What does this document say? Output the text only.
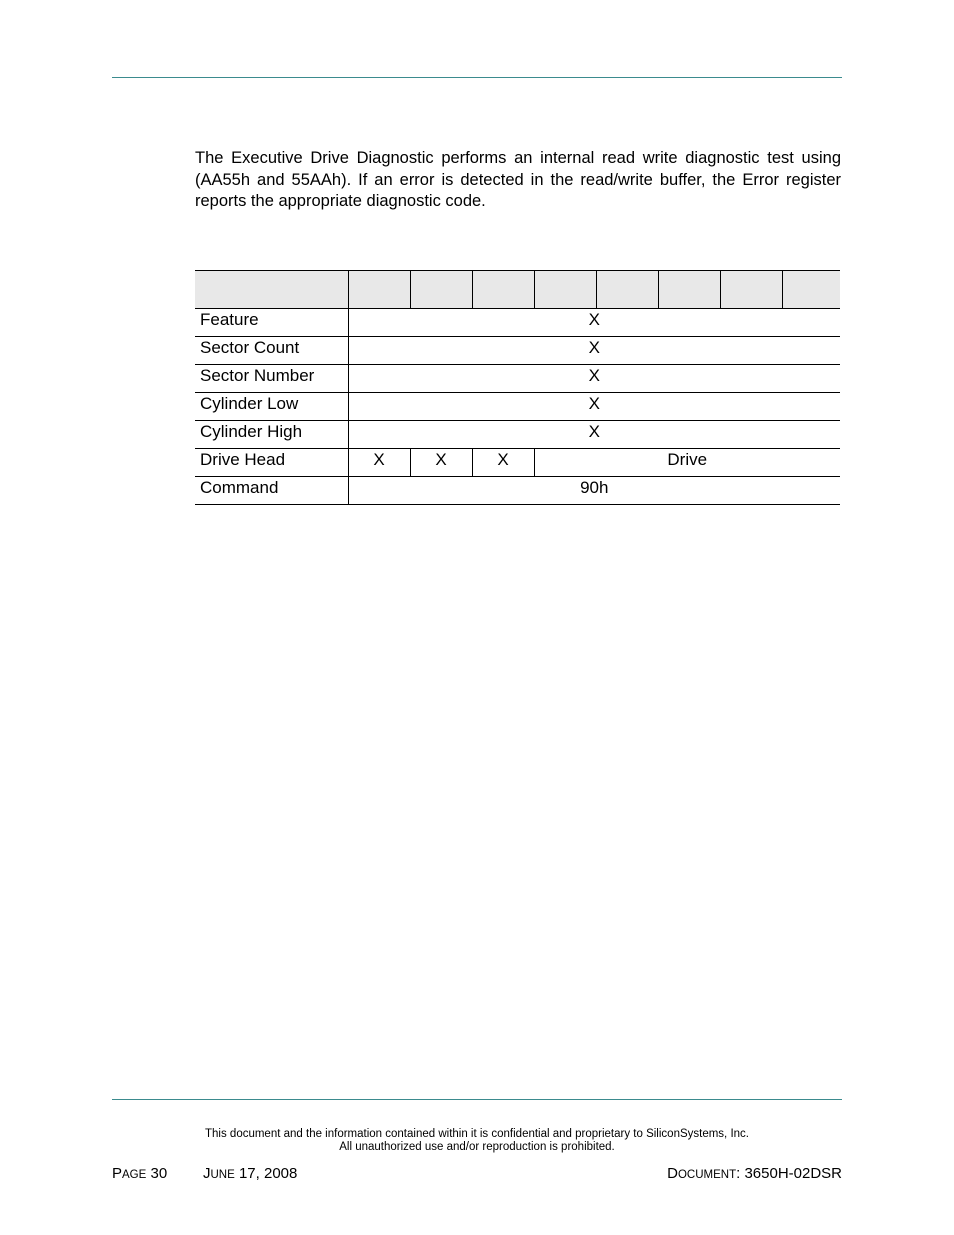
The Executive Drive Diagnostic performs an internal read write diagnostic test using (AA55h and 55AAh). If an error is detected in the read/write buffer, the Error register reports the appropriate diagnostic code.

Feature	X							
Sector Count	X							
Sector Number	X							
Cylinder Low	X							
Cylinder High	X							
Drive Head	X	X	X	Drive				
Command	90h							
This document and the information contained within it is confidential and proprietary to SiliconSystems, Inc.
All unauthorized use and/or reproduction is prohibited.
PAGE 30 JUNE 17, 2008	DOCUMENT: 3650H-02DSR
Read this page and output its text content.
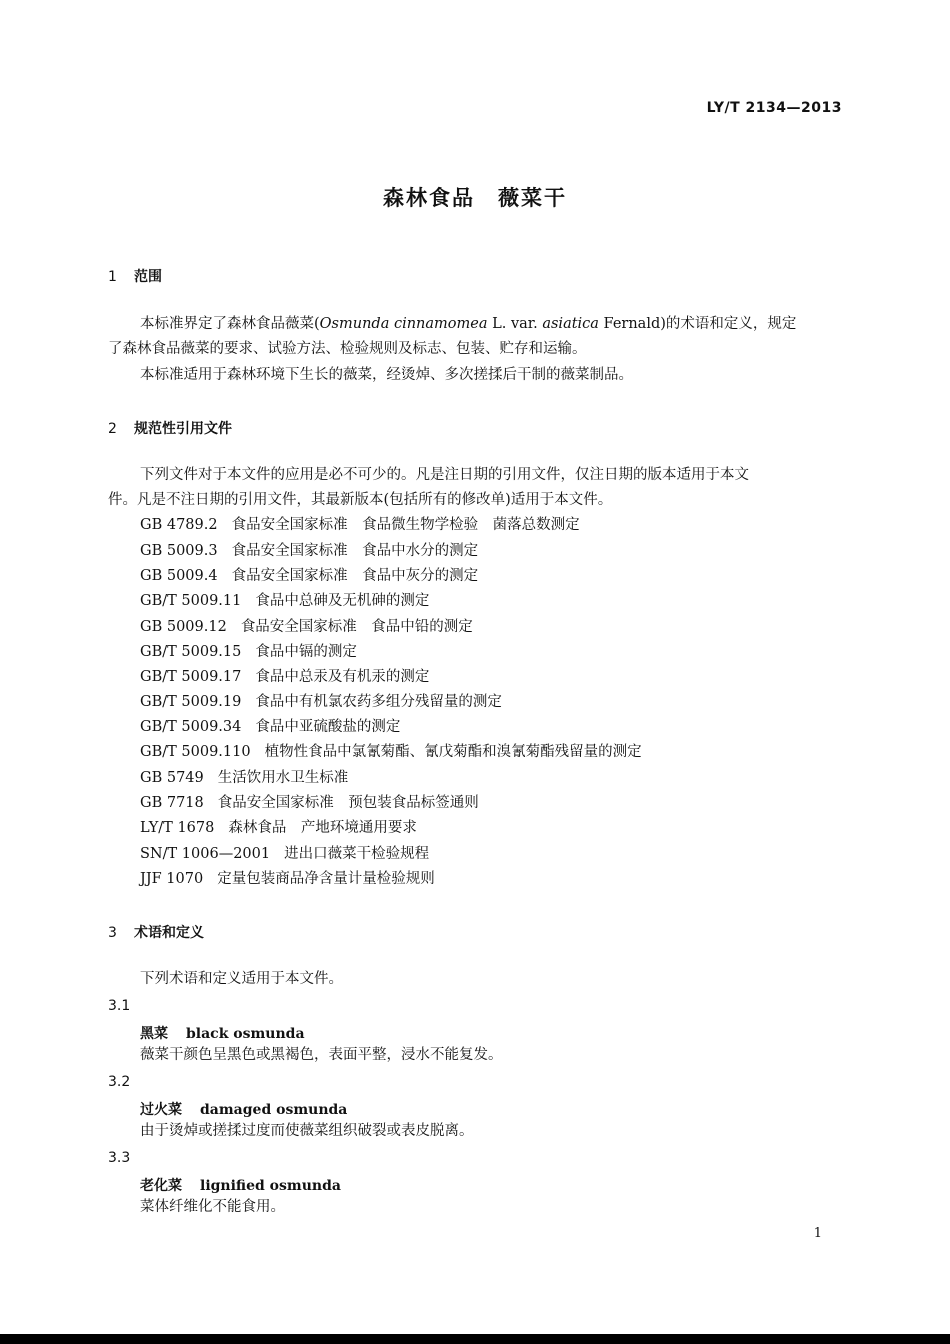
LY/T 2134—2013
森林食品　薇菜干
1 范围
本标准界定了森林食品薇菜(Osmunda cinnamomea L. var. asiatica Fernald)的术语和定义，规定
了森林食品薇菜的要求、试验方法、检验规则及标志、包装、贮存和运输。
本标准适用于森林环境下生长的薇菜，经烫焯、多次搓揉后干制的薇菜制品。
2 规范性引用文件
下列文件对于本文件的应用是必不可少的。凡是注日期的引用文件，仅注日期的版本适用于本文
件。凡是不注日期的引用文件，其最新版本(包括所有的修改单)适用于本文件。
GB 4789.2 食品安全国家标准　食品微生物学检验　菌落总数测定
GB 5009.3 食品安全国家标准　食品中水分的测定
GB 5009.4 食品安全国家标准　食品中灰分的测定
GB/T 5009.11 食品中总砷及无机砷的测定
GB 5009.12 食品安全国家标准　食品中铅的测定
GB/T 5009.15 食品中镉的测定
GB/T 5009.17 食品中总汞及有机汞的测定
GB/T 5009.19 食品中有机氯农药多组分残留量的测定
GB/T 5009.34 食品中亚硫酸盐的测定
GB/T 5009.110 植物性食品中氯氰菊酯、氰戊菊酯和溴氰菊酯残留量的测定
GB 5749 生活饮用水卫生标准
GB 7718 食品安全国家标准　预包装食品标签通则
LY/T 1678 森林食品　产地环境通用要求
SN/T 1006—2001 进出口薇菜干检验规程
JJF 1070 定量包装商品净含量计量检验规则
3 术语和定义
下列术语和定义适用于本文件。
3.1
黑菜 black osmunda
薇菜干颜色呈黑色或黑褐色，表面平整，浸水不能复发。
3.2
过火菜 damaged osmunda
由于烫焯或搓揉过度而使薇菜组织破裂或表皮脱离。
3.3
老化菜 lignified osmunda
菜体纤维化不能食用。
1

-------------------------

● AIM: Among the entries above, how many lines hold the string "Drive"? Respond with nothing but the number.

● FINAL ANSWER: 2